▸ STATED EXERCISE
From the material below, list every line containing "articulos".
_ _ _ _ _ _ _
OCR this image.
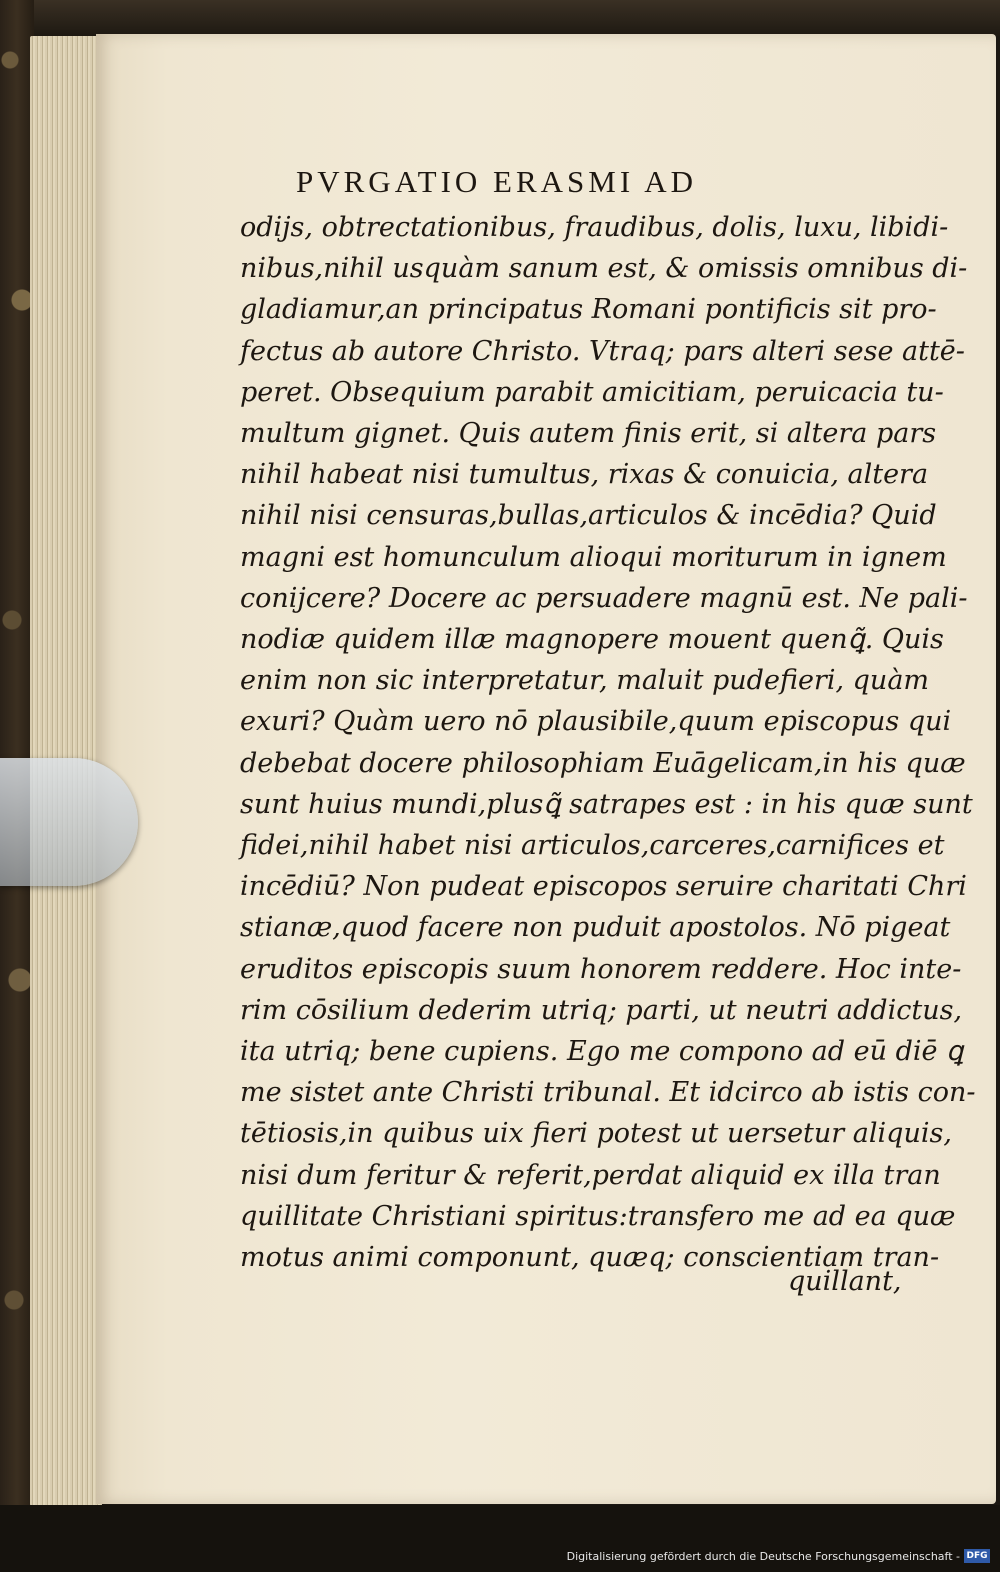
PVRGATIO ERASMI AD
odijs, obtrectationibus, fraudibus, dolis, luxu, libidi-
nibus,nihil usquàm sanum est, & omissis omnibus di-
gladiamur,an principatus Romani pontificis sit pro-
fectus ab autore Christo. Vtraq; pars alteri sese attē-
peret. Obsequium parabit amicitiam, peruicacia tu-
multum gignet. Quis autem finis erit, si altera pars
nihil habeat nisi tumultus, rixas & conuicia, altera
nihil nisi censuras,bullas,articulos & incēdia? Quid
magni est homunculum alioqui moriturum in ignem
conijcere? Docere ac persuadere magnū est. Ne pali-
nodiæ quidem illæ magnopere mouent quenꝗ̃. Quis
enim non sic interpretatur, maluit pudefieri, quàm
exuri? Quàm uero nō plausibile,quum episcopus qui
debebat docere philosophiam Euāgelicam,in his quæ
sunt huius mundi,plusꝗ̃ satrapes est : in his quæ sunt
fidei,nihil habet nisi articulos,carceres,carnifices et
incēdiū? Non pudeat episcopos seruire charitati Chri
stianæ,quod facere non puduit apostolos. Nō pigeat
eruditos episcopis suum honorem reddere. Hoc inte-
rim cōsilium dederim utriq; parti, ut neutri addictus,
ita utriq; bene cupiens. Ego me compono ad eū diē ꝗ
me sistet ante Christi tribunal. Et idcirco ab istis con-
tētiosis,in quibus uix fieri potest ut uersetur aliquis,
nisi dum feritur & referit,perdat aliquid ex illa tran
quillitate Christiani spiritus:transfero me ad ea quæ
motus animi componunt, quæq; conscientiam tran-
quillant,
Digitalisierung gefördert durch die Deutsche Forschungsgemeinschaft - DFG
_ _ _ _ _ _ _
▸ FINISHED EXERCISE
nihil nisi censuras,bullas,articulos & incēdia? Quid
fidei,nihil habet nisi articulos,carceres,carnifices et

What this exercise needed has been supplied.